== 本文抜粋 ==

人は何時かは死ぬ、70まで生きても、30で死んでも同じ.本当にそうならば、30から70までは死んでるのと同じことに、生きている価値が無いことになる.今日一日が単に過ぎ去ればよい、彼は生きている価値を何も見いだすことが出来ない、そうした日々を過ごしていた.

母親が死んでも、別段悲しいとも感じなかった.なんでもいいから早く葬儀を済ませて家に帰りたかったのであろう.
好きな女が出来て身体を求め合っても、結婚生活の夢を抱くことは出来なかった.
彼は、悲しい感情も、楽しい感情も、どちらも押し殺して生きていた.それが為に、相手がナイフを構えて向かってこようとしたとき、何も考えることも無く、4発の銃弾を撃ってしまった.好きな女が出来ても楽しい結婚生活を想い描くことが出来なかったように、人を殺すことに対して、悲しい感情を抱くことが出来なかったと言ってよいであろう.

『最後に言うことはないか?』、裁判長に問われて、
『殺意はなかった』と、彼は言い張ったのだが.....

一番の有罪の決め手になったのは、友人の男に騙されて、娼婦の女に手紙を書いたことであろうか.この時も、彼は友人に騙されたとは言わなかった.あくまでも友人だと思っていると言った.

===

* [練習のねらい]:
本文に登場する「彼」以外の具体的な人物を、本文での呼び方ですべて挙げなさい。同じ呼び方が何度出てきても一つと数えること。

== 提供資料 ==

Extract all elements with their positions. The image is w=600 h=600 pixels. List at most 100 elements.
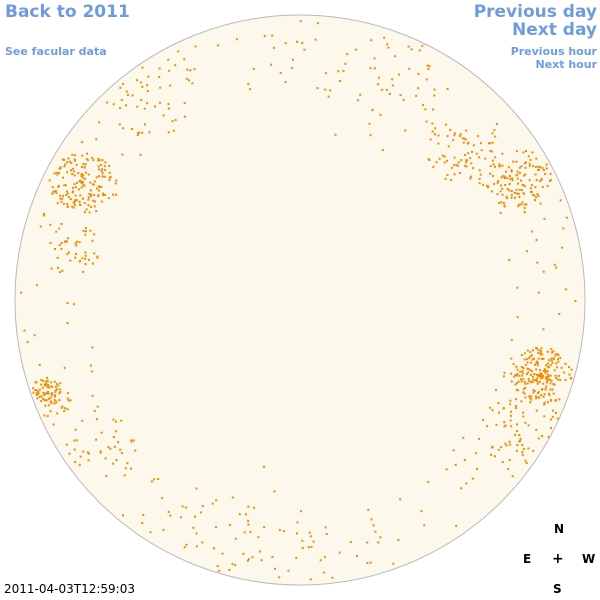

===

* [この問題の解答]:
母親、好きな女、相手（ナイフを構えて向かってこようとした人物）、裁判長、友人の男、娼婦の女